- Given passage -
______

A law adopted in late 2016 created the Supreme Council for Media Regulation, with broad discretion to control the content of broadcast, print, and online media. In September 2017, during a crackdown on LGBT people, the council banned any media coverage of “homosexuality” except to “convey the danger of the problem.”
The Association for Freedom of Thought and Expression (AFTE) reported a major escalation in the government’s efforts to censor online media beginning in May 2017. It found that nearly 500 websites had been blocked by December, though the authorities had yet to acknowledge the scale of the blocking or provide a legal justification.
D2. Are individuals free to practice and express their religious faith or nonbelief in public and private? 1 / 4
While Article 2 of the 2014 constitution declares Islam to be the official religion of the state, Article 64 states that “freedom of belief is absolute.” Most Egyptians are Sunni Muslims. Coptic Christians form a substantial minority, and there are smaller numbers of Shiite Muslims, non-Coptic Christian denominations, and other groups. Religious minorities and atheists have faced persecution and violence, with Copts in particular suffering numerous cases of forced displacement, physical assaults, bomb and arson attacks, and blocking of church construction in recent years.
D3. Is there academic freedom, and is the educational system free from extensive political indoctrination? 1 / 4
The state controls education and curriculums in public schools and to a lesser degree in some of the country’s private institutions. Faculty members and departments have some autonomy in shaping the specific syllabus for their courses, though many scholars self-censor to avoid any punitive measures.
Despite a ban on political protests, universities have been a center of antigovernment demonstrations and the target of violent government crackdowns since the 2013 coup. A 2015 decree allows for the dismissal of university professors who engage in on-campus political activity, and in 2016 the government reportedly began imposing more systematic requirements for academics to obtain approval from security officials for travel abroad. A March 2017 AFTE report on university students’ rights documented 1,181 arrests, 1,051 disciplinary sanctions such as expulsion, 65 military trials, and 21 extrajudicial killings between 2013 and 2016.
D4. Are individuals free to express their personal views on political or other sensitive topics without fear of surveillance or retribution? 2 / 4
The security services have reportedly upgraded their surveillance equipment and techniques in recent years so as to better monitor social media platforms and mobile phone applications. Progovernment media figures and state officials regularly call for national unity and suggest that only enemies of the state would criticize the authorities. These pressures have led to more self-censorship and guarded discussion among ordinary Egyptians, but despite cases of arrest and prosecution for commentary on sensitive subjects, some have continued to speak out against state repression on social media and elsewhere.
E. ASSOCIATIONAL AND ORGANIZATIONAL RIGHTS: 2 / 12 (−2)
E1. Is there freedom of assembly? 1 / 4
According to the constitution, freedom of assembly should not be restricted. However, a 2013 decree regulating protests severely constrained such rights, giving police great leeway to ban and forcibly disperse gatherings of 10 or more people, prohibiting all protests at places of worship, and requiring protest organizers to inform police at least three days in advance. Thousands of people have since been arrested under the law. In December 2016, the Supreme Constitutional Court struck down Article 10 of the 2013 law, which empowered the Interior Ministry to unilaterally ban, postpone, or relocate protests. Under an amended version of the article signed by the president in May 2017, the ministry must obtain a court’s approval for such decisions.

______

- Information provided -
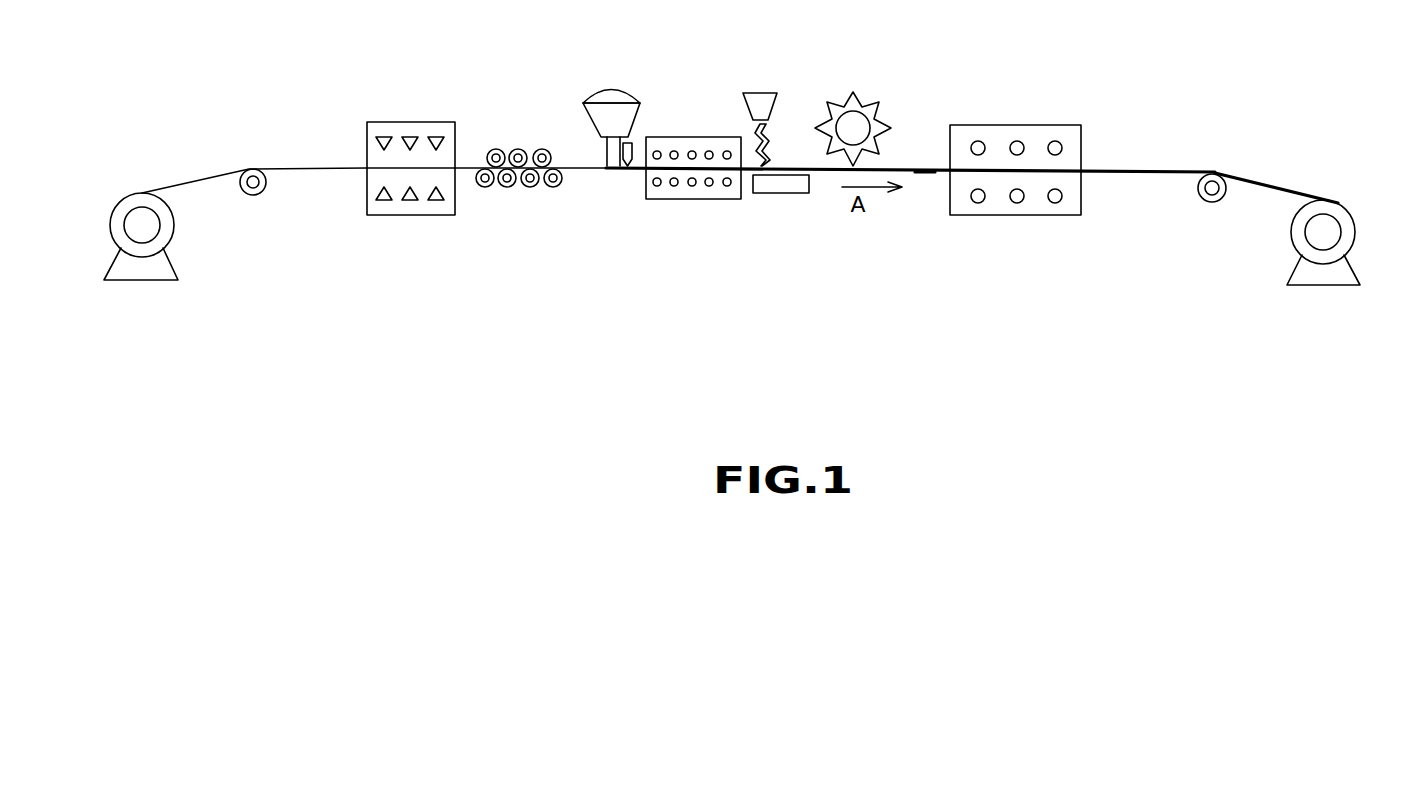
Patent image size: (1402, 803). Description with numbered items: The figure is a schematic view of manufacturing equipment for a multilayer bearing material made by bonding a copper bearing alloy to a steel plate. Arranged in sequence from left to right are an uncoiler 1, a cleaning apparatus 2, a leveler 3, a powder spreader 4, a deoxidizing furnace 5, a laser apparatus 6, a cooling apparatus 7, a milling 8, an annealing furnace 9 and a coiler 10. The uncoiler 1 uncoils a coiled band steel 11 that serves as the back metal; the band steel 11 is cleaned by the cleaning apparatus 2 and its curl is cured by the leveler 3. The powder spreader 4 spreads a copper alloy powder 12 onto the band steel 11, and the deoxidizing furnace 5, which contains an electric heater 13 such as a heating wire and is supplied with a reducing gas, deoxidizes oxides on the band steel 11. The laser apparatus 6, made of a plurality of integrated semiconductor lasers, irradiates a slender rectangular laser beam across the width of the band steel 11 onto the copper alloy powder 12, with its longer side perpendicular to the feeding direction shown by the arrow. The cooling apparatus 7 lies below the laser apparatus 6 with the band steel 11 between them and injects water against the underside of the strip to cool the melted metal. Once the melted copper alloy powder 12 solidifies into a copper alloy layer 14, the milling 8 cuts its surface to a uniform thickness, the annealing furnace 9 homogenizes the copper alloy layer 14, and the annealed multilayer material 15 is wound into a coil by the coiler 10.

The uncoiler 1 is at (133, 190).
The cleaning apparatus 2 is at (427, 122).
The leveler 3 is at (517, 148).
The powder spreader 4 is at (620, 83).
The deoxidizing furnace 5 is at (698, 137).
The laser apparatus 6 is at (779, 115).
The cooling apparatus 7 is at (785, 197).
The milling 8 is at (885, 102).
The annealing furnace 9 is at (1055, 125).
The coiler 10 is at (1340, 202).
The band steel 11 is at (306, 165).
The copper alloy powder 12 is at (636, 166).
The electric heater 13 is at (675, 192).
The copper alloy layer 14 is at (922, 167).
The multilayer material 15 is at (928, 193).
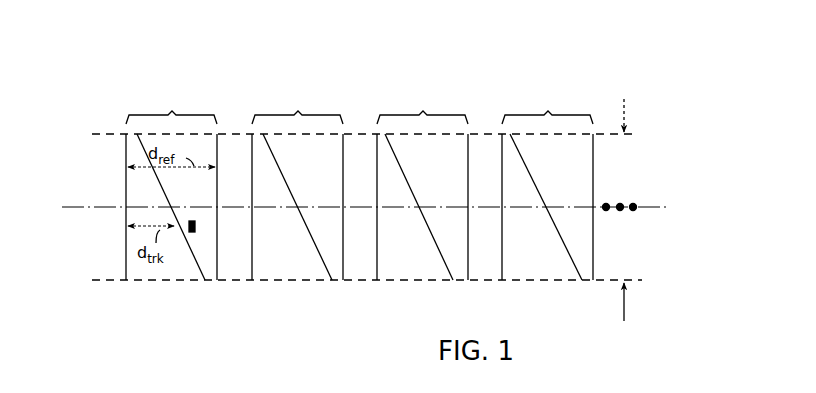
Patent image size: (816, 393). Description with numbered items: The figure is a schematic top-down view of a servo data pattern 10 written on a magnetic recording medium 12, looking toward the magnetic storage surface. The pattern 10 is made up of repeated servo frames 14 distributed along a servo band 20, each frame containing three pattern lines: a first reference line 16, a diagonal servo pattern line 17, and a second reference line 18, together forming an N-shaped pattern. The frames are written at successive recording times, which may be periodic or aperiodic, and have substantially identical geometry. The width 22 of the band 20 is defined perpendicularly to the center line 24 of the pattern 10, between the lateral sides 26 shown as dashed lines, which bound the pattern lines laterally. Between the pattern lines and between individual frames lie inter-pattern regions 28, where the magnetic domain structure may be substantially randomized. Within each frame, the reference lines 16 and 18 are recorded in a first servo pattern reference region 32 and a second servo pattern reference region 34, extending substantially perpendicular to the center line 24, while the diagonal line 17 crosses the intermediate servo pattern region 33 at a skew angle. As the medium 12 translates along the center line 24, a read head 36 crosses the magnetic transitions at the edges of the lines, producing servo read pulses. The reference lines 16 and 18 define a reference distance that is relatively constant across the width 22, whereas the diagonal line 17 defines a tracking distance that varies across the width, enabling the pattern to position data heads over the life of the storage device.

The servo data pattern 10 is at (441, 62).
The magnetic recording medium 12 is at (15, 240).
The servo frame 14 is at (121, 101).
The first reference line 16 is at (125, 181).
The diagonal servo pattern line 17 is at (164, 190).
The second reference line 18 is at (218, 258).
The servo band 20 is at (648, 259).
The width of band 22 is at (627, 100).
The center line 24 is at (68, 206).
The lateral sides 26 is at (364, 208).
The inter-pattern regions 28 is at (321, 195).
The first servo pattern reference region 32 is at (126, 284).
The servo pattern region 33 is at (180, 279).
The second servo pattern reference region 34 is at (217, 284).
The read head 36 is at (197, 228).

______

- Problem to solve -
Transcribe the passage on civil liberties in Egypt word for word, starting at "The Association for" and ending at "a legal justification.".

- Finished answer -
The Association for Freedom of Thought and Expression (AFTE) reported a major escalation in the government’s efforts to censor online media beginning in May 2017. It found that nearly 500 websites had been blocked by December, though the authorities had yet to acknowledge the scale of the blocking or provide a legal justification.